Show only lines that include "Chest".

— Begin EXTRACTED RECORDS —

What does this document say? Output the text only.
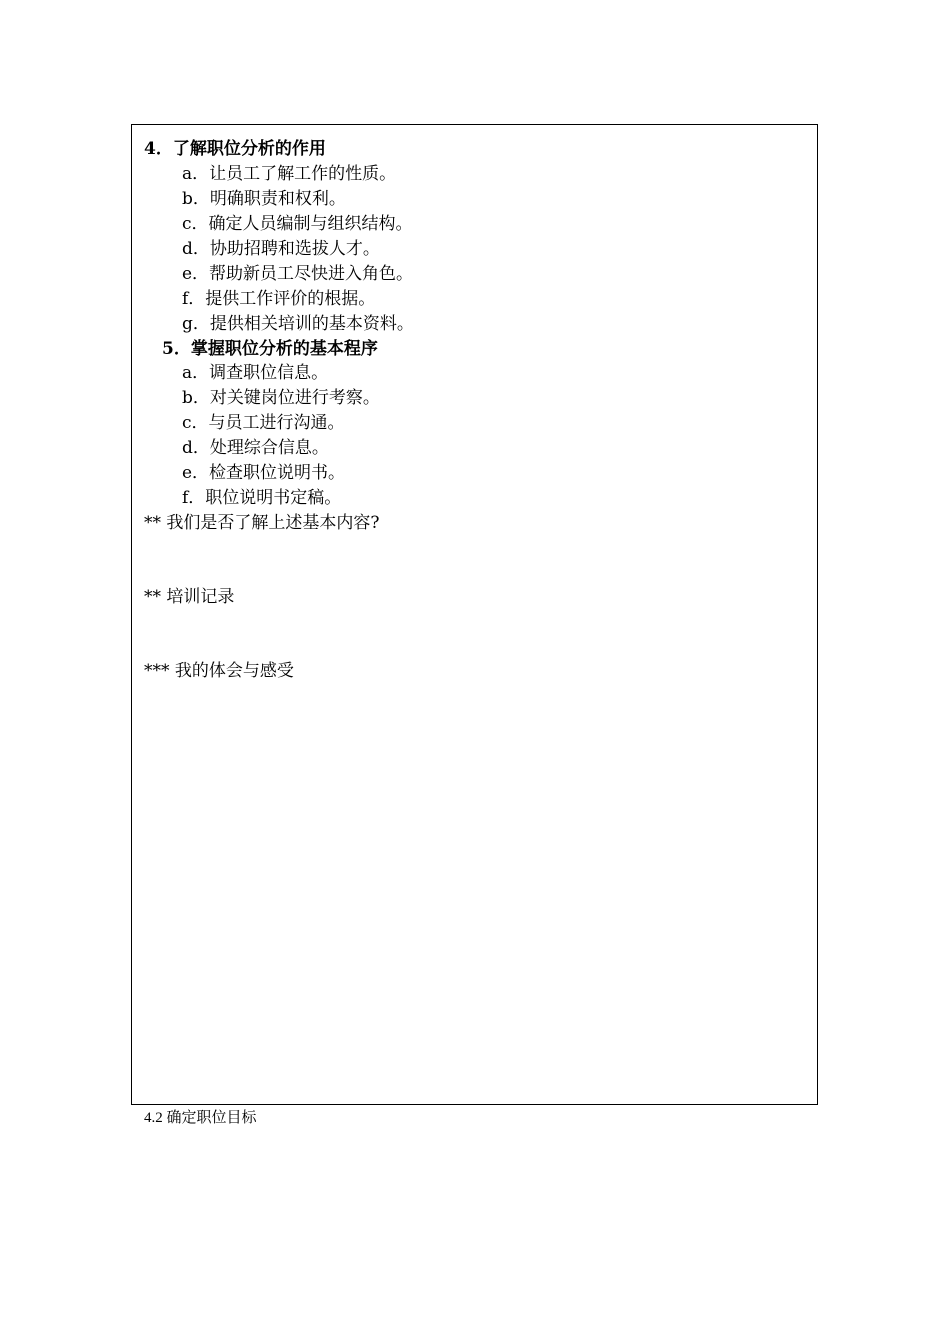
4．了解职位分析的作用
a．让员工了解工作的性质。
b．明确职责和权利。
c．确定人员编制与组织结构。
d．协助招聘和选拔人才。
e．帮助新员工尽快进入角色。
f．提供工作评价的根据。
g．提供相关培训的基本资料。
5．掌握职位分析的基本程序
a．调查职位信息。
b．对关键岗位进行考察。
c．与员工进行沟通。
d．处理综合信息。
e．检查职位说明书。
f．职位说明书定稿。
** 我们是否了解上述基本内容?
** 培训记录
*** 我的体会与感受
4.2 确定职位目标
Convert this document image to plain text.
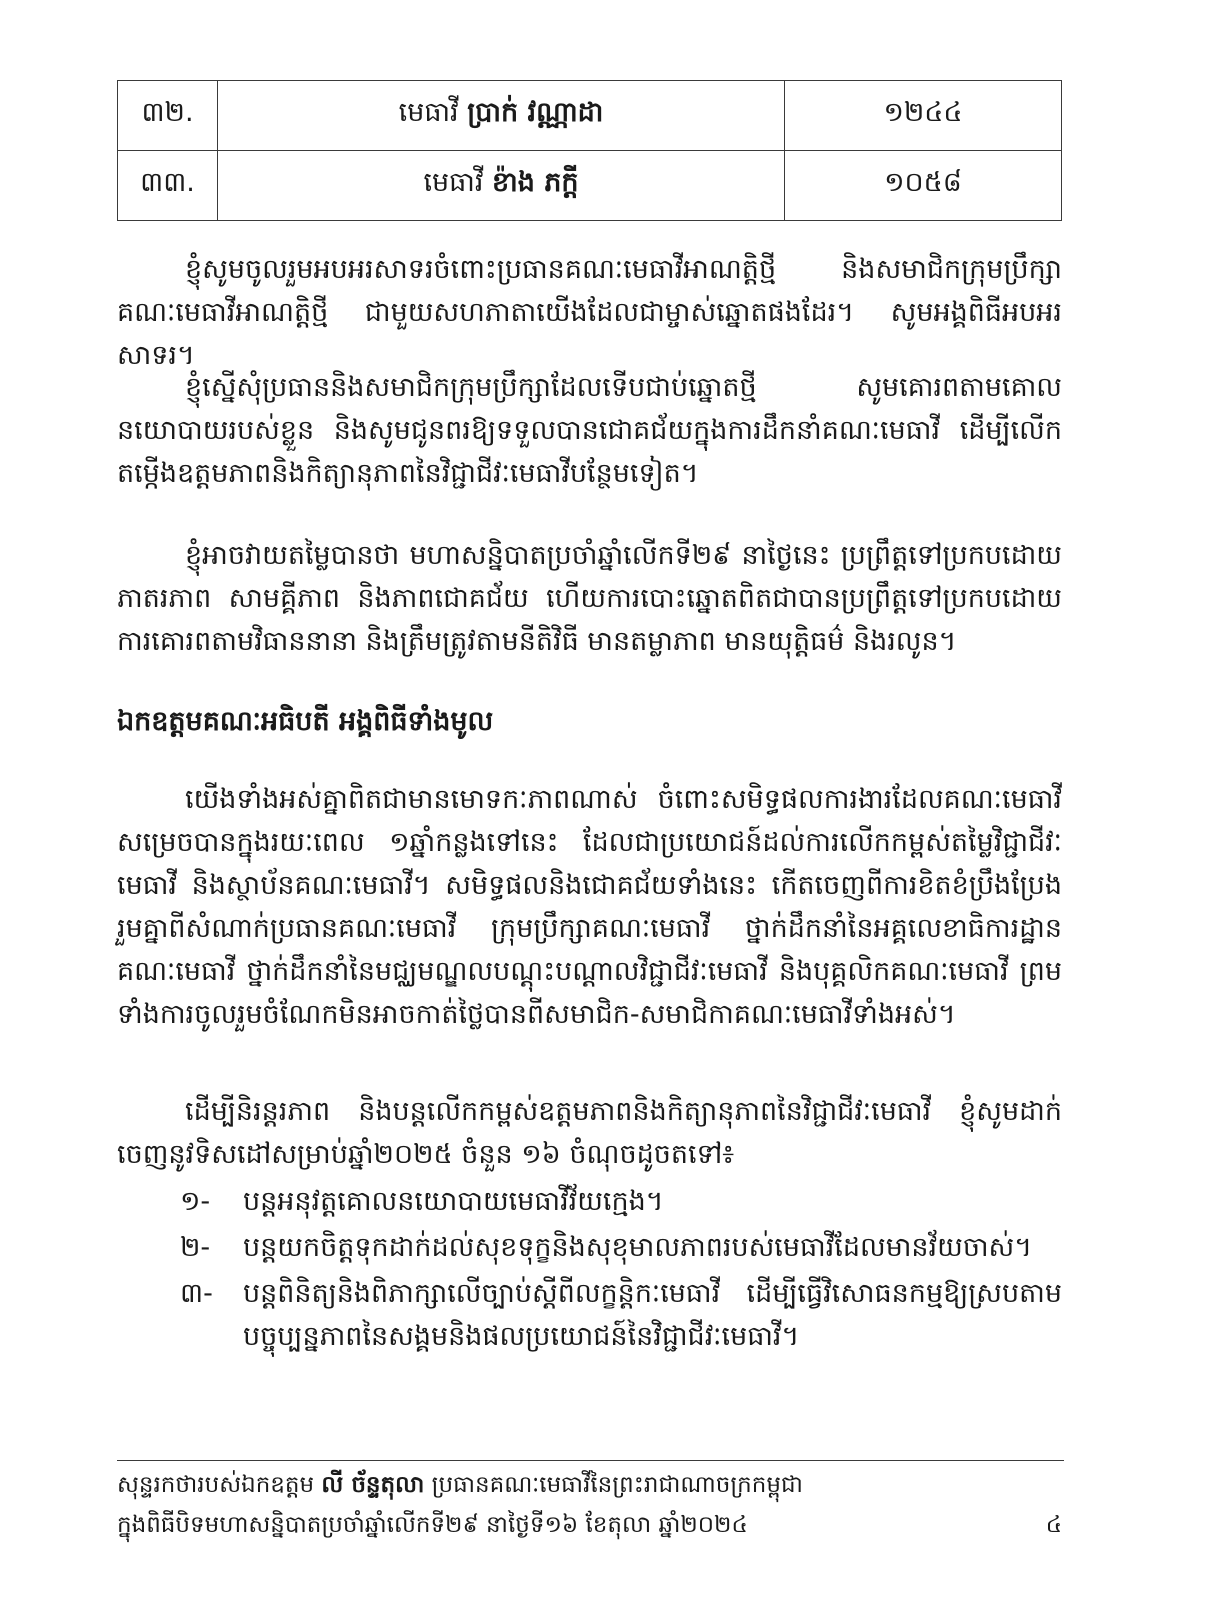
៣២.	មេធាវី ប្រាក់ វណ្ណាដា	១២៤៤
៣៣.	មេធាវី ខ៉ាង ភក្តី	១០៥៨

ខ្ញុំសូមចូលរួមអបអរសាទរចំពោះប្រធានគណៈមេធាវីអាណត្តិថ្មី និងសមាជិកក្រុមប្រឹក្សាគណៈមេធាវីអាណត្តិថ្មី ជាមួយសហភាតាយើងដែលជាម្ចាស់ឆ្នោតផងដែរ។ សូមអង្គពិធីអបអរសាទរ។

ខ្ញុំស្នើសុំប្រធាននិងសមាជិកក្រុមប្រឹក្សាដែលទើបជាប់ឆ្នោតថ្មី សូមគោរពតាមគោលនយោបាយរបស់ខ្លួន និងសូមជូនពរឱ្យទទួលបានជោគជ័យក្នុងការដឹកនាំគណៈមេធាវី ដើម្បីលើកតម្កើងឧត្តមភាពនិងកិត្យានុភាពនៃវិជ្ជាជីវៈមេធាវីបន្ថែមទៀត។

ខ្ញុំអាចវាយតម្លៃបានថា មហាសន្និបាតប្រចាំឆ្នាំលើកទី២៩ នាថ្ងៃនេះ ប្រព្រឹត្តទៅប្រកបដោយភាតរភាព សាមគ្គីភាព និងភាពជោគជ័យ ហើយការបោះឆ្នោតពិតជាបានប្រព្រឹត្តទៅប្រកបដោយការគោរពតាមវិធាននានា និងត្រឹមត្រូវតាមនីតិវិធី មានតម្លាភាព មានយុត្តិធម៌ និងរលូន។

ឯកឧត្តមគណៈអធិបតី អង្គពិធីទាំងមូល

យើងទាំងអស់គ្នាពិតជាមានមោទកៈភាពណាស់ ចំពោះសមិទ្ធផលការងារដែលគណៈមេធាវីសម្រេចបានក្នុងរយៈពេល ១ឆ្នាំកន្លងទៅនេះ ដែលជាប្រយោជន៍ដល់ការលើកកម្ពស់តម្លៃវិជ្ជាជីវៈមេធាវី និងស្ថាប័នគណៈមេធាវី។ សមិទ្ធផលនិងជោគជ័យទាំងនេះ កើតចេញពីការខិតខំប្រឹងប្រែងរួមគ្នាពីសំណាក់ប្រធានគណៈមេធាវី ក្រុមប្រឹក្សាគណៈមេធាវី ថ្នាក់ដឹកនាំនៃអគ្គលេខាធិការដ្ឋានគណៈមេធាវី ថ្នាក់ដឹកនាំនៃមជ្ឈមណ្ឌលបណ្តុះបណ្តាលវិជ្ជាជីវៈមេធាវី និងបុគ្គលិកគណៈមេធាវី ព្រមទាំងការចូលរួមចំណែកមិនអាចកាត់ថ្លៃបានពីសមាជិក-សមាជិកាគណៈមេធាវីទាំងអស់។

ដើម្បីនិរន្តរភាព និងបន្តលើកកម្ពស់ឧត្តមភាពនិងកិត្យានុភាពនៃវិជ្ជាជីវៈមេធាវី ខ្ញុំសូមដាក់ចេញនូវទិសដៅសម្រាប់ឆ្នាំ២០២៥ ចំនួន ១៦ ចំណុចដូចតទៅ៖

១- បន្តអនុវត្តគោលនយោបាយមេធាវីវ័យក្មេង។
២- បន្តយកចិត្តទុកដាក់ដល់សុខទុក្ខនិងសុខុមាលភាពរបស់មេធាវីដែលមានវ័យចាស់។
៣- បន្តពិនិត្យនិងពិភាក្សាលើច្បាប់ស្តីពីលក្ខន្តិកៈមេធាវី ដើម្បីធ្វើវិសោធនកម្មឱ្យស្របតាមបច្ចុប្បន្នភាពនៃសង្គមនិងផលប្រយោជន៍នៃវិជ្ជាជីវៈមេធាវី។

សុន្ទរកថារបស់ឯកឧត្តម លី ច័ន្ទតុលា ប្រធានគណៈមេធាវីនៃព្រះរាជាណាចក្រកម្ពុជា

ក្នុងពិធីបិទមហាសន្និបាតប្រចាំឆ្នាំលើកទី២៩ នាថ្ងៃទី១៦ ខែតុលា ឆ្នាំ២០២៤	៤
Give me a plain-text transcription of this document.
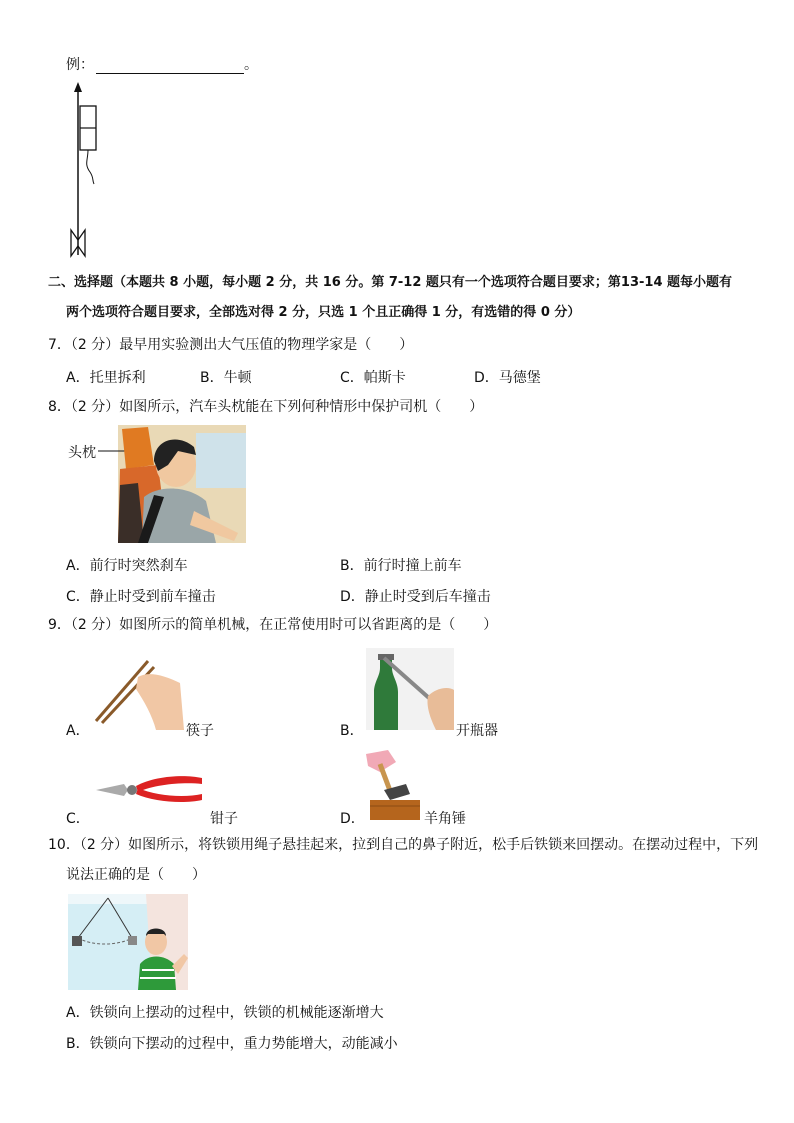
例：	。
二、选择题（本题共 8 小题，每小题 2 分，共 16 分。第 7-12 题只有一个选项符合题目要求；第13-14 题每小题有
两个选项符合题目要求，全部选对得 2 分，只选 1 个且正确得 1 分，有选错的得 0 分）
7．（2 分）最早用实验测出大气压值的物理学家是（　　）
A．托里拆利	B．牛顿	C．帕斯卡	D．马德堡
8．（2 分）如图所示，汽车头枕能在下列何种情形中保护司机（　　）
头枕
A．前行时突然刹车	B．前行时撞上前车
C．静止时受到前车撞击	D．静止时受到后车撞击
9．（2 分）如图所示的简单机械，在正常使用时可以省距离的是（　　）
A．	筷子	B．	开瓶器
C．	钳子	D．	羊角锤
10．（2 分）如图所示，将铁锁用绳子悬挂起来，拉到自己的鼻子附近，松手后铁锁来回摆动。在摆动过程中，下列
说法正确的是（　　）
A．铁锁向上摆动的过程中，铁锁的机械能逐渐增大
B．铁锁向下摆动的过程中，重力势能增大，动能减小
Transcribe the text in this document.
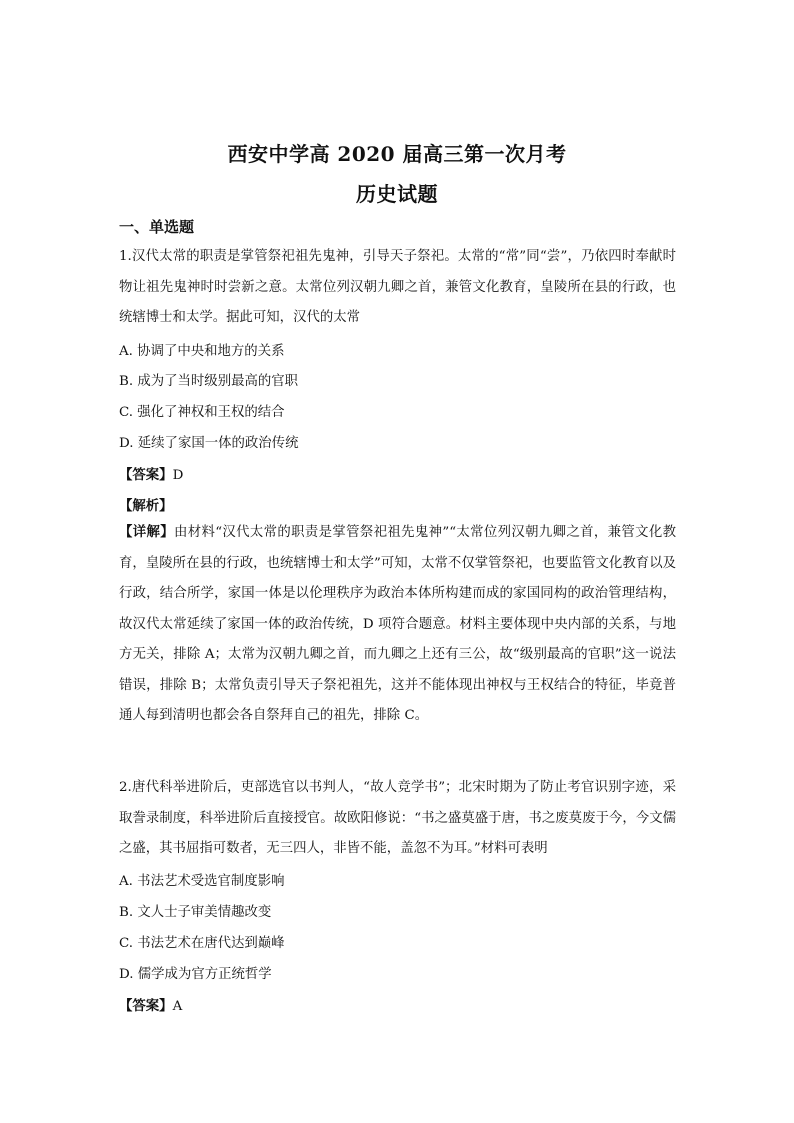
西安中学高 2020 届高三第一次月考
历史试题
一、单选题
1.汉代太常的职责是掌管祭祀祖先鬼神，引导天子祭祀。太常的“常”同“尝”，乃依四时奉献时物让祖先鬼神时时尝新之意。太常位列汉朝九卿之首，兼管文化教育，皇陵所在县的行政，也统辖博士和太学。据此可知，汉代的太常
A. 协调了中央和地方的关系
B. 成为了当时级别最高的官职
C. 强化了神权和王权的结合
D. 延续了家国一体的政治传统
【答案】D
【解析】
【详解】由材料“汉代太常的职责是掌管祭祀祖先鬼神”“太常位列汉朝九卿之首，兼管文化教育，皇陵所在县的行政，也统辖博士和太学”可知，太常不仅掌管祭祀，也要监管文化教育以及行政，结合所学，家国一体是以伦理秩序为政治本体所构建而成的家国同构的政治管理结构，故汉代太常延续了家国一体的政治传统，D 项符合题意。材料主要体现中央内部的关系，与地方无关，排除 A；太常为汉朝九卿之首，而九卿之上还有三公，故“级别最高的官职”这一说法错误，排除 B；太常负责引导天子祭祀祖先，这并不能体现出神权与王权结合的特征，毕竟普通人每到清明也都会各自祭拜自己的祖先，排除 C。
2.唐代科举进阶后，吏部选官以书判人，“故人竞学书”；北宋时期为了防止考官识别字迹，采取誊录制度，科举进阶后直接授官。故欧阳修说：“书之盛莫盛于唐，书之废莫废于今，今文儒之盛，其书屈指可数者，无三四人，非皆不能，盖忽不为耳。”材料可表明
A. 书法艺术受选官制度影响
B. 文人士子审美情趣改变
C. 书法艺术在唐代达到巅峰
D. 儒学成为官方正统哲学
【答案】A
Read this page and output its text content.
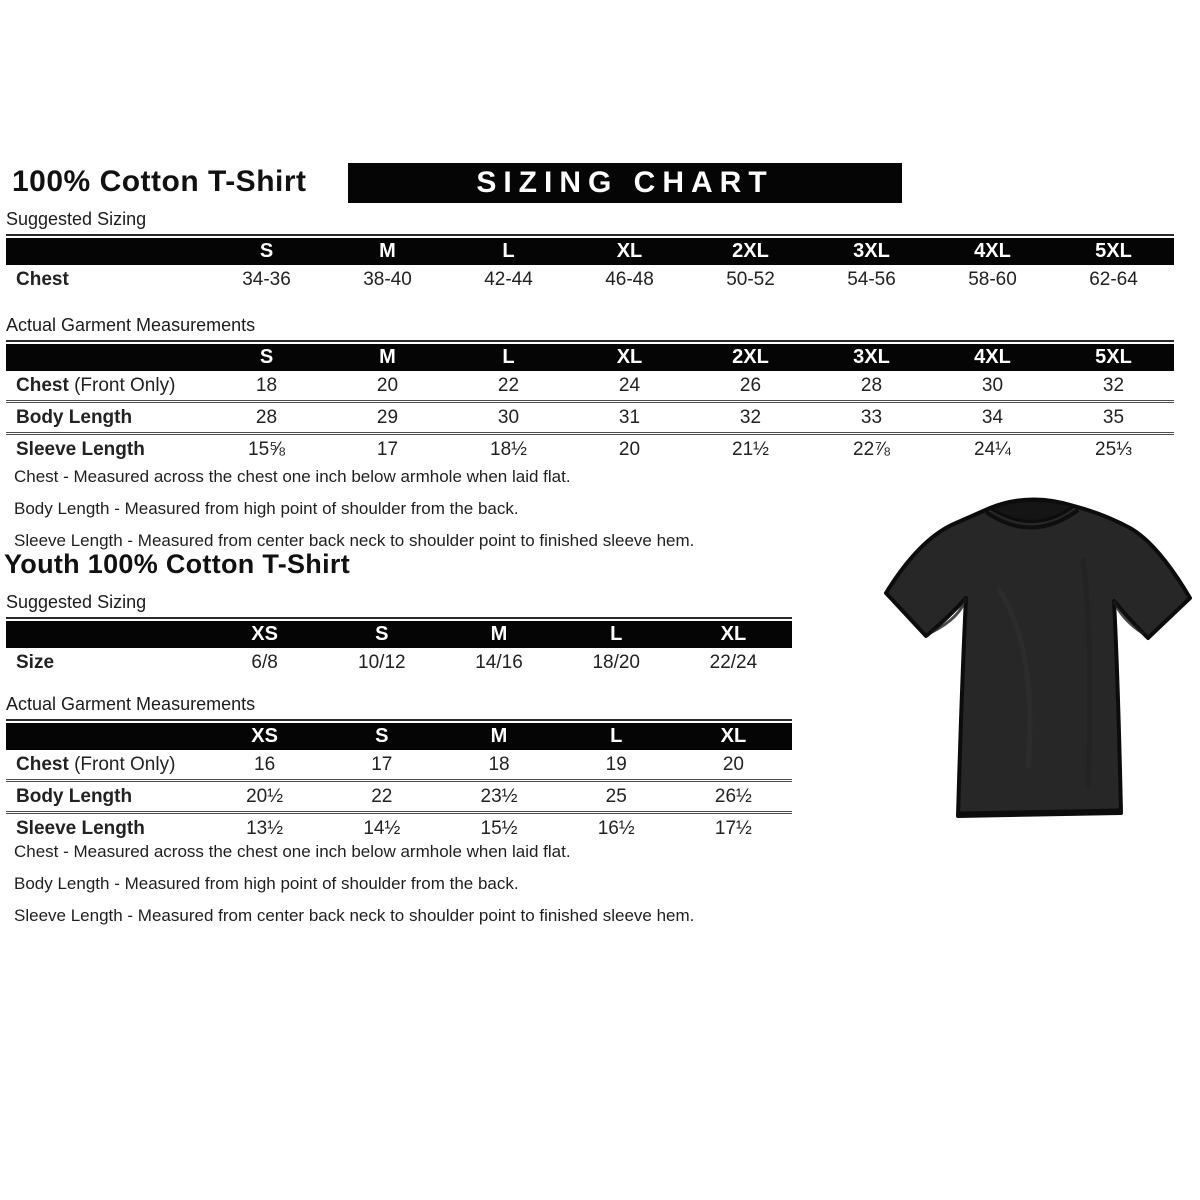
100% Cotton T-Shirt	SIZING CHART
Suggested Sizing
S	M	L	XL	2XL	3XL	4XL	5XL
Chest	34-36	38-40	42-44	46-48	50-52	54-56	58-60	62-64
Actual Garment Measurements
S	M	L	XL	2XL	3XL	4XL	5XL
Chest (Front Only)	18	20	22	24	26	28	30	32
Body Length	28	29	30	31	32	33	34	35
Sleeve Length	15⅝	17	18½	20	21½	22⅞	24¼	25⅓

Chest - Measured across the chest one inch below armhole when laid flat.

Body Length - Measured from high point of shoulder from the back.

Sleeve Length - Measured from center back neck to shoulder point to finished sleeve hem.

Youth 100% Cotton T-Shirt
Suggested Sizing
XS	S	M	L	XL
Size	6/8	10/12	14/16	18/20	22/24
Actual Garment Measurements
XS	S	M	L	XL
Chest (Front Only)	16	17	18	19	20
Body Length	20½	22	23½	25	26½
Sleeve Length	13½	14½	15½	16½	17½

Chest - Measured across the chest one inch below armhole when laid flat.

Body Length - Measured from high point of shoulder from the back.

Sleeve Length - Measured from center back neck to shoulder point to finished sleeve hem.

— End EXTRACTED RECORDS —

-- OUTPUT FOR THIS EXERCISE --
Chest	34-36	38-40	42-44	46-48	50-52	54-56	58-60	62-64
Chest (Front Only)	18	20	22	24	26	28	30	32
Chest - Measured across the chest one inch below armhole when laid flat.
Chest (Front Only)	16	17	18	19	20
Chest - Measured across the chest one inch below armhole when laid flat.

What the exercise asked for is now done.